• Description of the task:
Images appear in the records below; leave them out and repeat everything else exactly.

╭─ Input

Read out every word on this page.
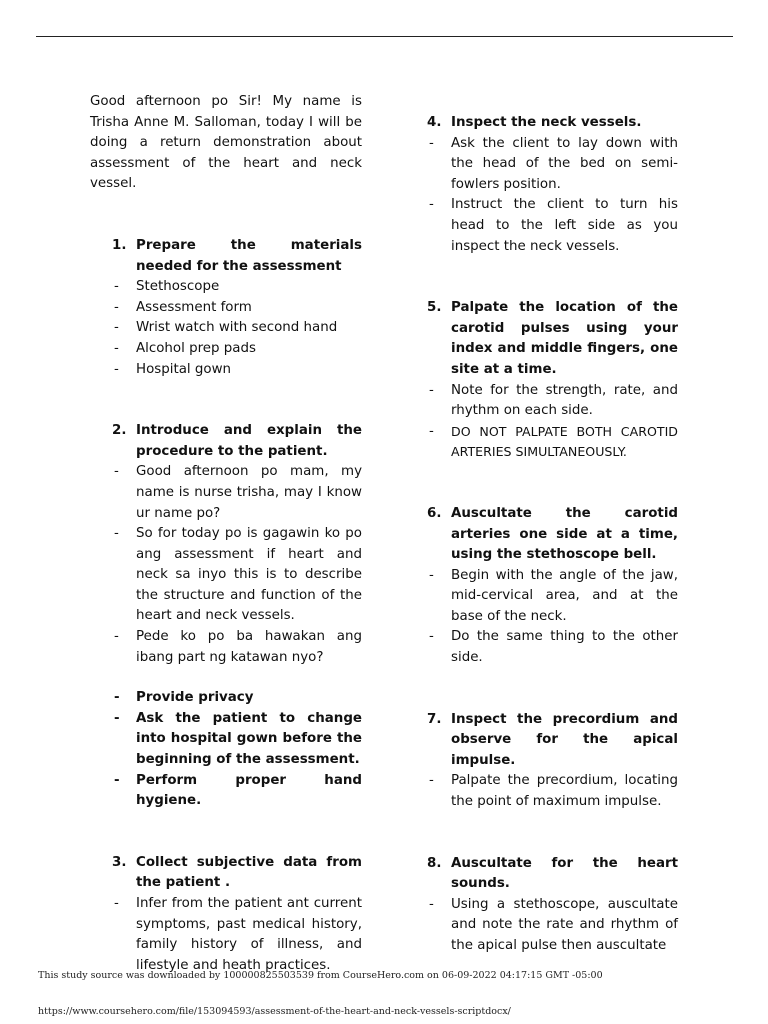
Good afternoon po Sir! My name is Trisha Anne M. Salloman, today I will be doing a return demonstration about assessment of the heart and neck vessel.

1. Prepare the materials needed for the assessment
-	Stethoscope
-	Assessment form
-	Wrist watch with second hand
-	Alcohol prep pads
-	Hospital gown
2. Introduce and explain the procedure to the patient.
-	Good afternoon po mam, my name is nurse trisha, may I know ur name po?
-	So for today po is gagawin ko po ang assessment if heart and neck sa inyo this is to describe the structure and function of the heart and neck vessels.
-	Pede ko po ba hawakan ang ibang part ng katawan nyo?
-	Provide privacy
-	Ask the patient to change into hospital gown before the beginning of the assessment.
-	Perform proper hand hygiene.
3. Collect subjective data from the patient .
-	Infer from the patient ant current symptoms, past medical history, family history of illness, and lifestyle and heath practices.
4. Inspect the neck vessels.
-	Ask the client to lay down with the head of the bed on semi-fowlers position.
-	Instruct the client to turn his head to the left side as you inspect the neck vessels.
5. Palpate the location of the carotid pulses using your index and middle fingers, one site at a time.
-	Note for the strength, rate, and rhythm on each side.
-	DO NOT PALPATE BOTH CAROTID ARTERIES SIMULTANEOUSLY.
6. Auscultate the carotid arteries one side at a time, using the stethoscope bell.
-	Begin with the angle of the jaw, mid-cervical area, and at the base of the neck.
-	Do the same thing to the other side.
7. Inspect the precordium and observe for the apical impulse.
-	Palpate the precordium, locating the point of maximum impulse.
8. Auscultate for the heart sounds.
-	Using a stethoscope, auscultate and note the rate and rhythm of the apical pulse then auscultate
This study source was downloaded by 100000825503539 from CourseHero.com on 06-09-2022 04:17:15 GMT -05:00
https://www.coursehero.com/file/153094593/assessment-of-the-heart-and-neck-vessels-scriptdocx/
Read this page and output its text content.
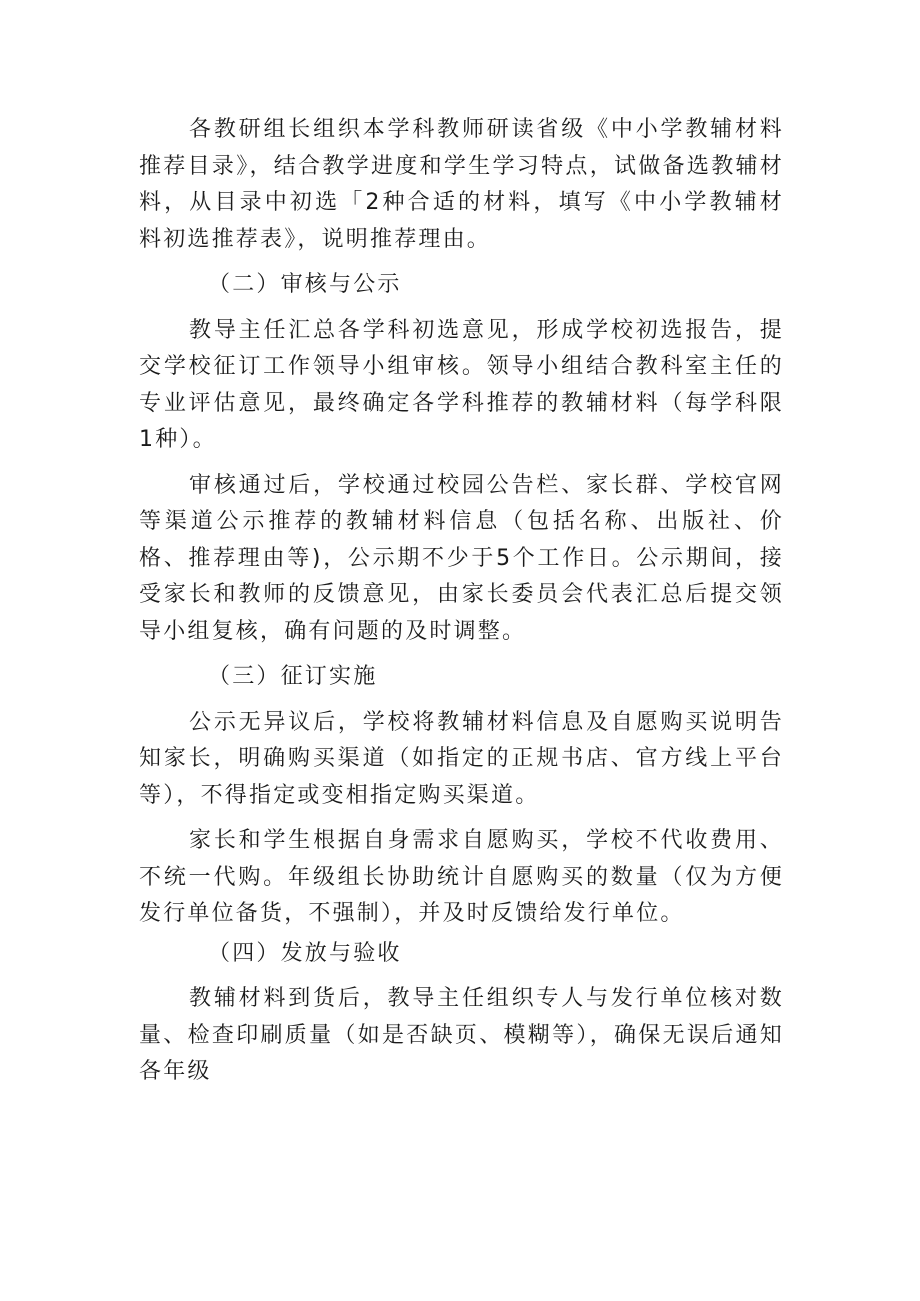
各教研组长组织本学科教师研读省级《中小学教辅材料推荐目录》，结合教学进度和学生学习特点，试做备选教辅材料，从目录中初选「2种合适的材料，填写《中小学教辅材料初选推荐表》，说明推荐理由。

（二）审核与公示

教导主任汇总各学科初选意见，形成学校初选报告，提交学校征订工作领导小组审核。领导小组结合教科室主任的专业评估意见，最终确定各学科推荐的教辅材料（每学科限1种）。

审核通过后，学校通过校园公告栏、家长群、学校官网等渠道公示推荐的教辅材料信息（包括名称、出版社、价格、推荐理由等)，公示期不少于5个工作日。公示期间，接受家长和教师的反馈意见，由家长委员会代表汇总后提交领导小组复核，确有问题的及时调整。

（三）征订实施

公示无异议后，学校将教辅材料信息及自愿购买说明告知家长，明确购买渠道（如指定的正规书店、官方线上平台等），不得指定或变相指定购买渠道。

家长和学生根据自身需求自愿购买，学校不代收费用、不统一代购。年级组长协助统计自愿购买的数量（仅为方便发行单位备货，不强制），并及时反馈给发行单位。

（四）发放与验收

教辅材料到货后，教导主任组织专人与发行单位核对数量、检查印刷质量（如是否缺页、模糊等），确保无误后通知各年级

╰─

• Task response:
Read out every word on this page.
Good afternoon po Sir! My name is Trisha Anne M. Salloman, today I will be doing a return demonstration about assessment of the heart and neck vessel.

1. Prepare the materials needed for the assessment
-	Stethoscope
-	Assessment form
-	Wrist watch with second hand
-	Alcohol prep pads
-	Hospital gown
2. Introduce and explain the procedure to the patient.
-	Good afternoon po mam, my name is nurse trisha, may I know ur name po?
-	So for today po is gagawin ko po ang assessment if heart and neck sa inyo this is to describe the structure and function of the heart and neck vessels.
-	Pede ko po ba hawakan ang ibang part ng katawan nyo?
-	Provide privacy
-	Ask the patient to change into hospital gown before the beginning of the assessment.
-	Perform proper hand hygiene.
3. Collect subjective data from the patient .
-	Infer from the patient ant current symptoms, past medical history, family history of illness, and lifestyle and heath practices.
4. Inspect the neck vessels.
-	Ask the client to lay down with the head of the bed on semi-fowlers position.
-	Instruct the client to turn his head to the left side as you inspect the neck vessels.
5. Palpate the location of the carotid pulses using your index and middle fingers, one site at a time.
-	Note for the strength, rate, and rhythm on each side.
-	DO NOT PALPATE BOTH CAROTID ARTERIES SIMULTANEOUSLY.
6. Auscultate the carotid arteries one side at a time, using the stethoscope bell.
-	Begin with the angle of the jaw, mid-cervical area, and at the base of the neck.
-	Do the same thing to the other side.
7. Inspect the precordium and observe for the apical impulse.
-	Palpate the precordium, locating the point of maximum impulse.
8. Auscultate for the heart sounds.
-	Using a stethoscope, auscultate and note the rate and rhythm of the apical pulse then auscultate
This study source was downloaded by 100000825503539 from CourseHero.com on 06-09-2022 04:17:15 GMT -05:00
https://www.coursehero.com/file/153094593/assessment-of-the-heart-and-neck-vessels-scriptdocx/
Read this page and output its text content.
各教研组长组织本学科教师研读省级《中小学教辅材料推荐目录》，结合教学进度和学生学习特点，试做备选教辅材料，从目录中初选「2种合适的材料，填写《中小学教辅材料初选推荐表》，说明推荐理由。

（二）审核与公示

教导主任汇总各学科初选意见，形成学校初选报告，提交学校征订工作领导小组审核。领导小组结合教科室主任的专业评估意见，最终确定各学科推荐的教辅材料（每学科限1种）。

审核通过后，学校通过校园公告栏、家长群、学校官网等渠道公示推荐的教辅材料信息（包括名称、出版社、价格、推荐理由等)，公示期不少于5个工作日。公示期间，接受家长和教师的反馈意见，由家长委员会代表汇总后提交领导小组复核，确有问题的及时调整。

（三）征订实施

公示无异议后，学校将教辅材料信息及自愿购买说明告知家长，明确购买渠道（如指定的正规书店、官方线上平台等），不得指定或变相指定购买渠道。

家长和学生根据自身需求自愿购买，学校不代收费用、不统一代购。年级组长协助统计自愿购买的数量（仅为方便发行单位备货，不强制），并及时反馈给发行单位。

（四）发放与验收

教辅材料到货后，教导主任组织专人与发行单位核对数量、检查印刷质量（如是否缺页、模糊等），确保无误后通知各年级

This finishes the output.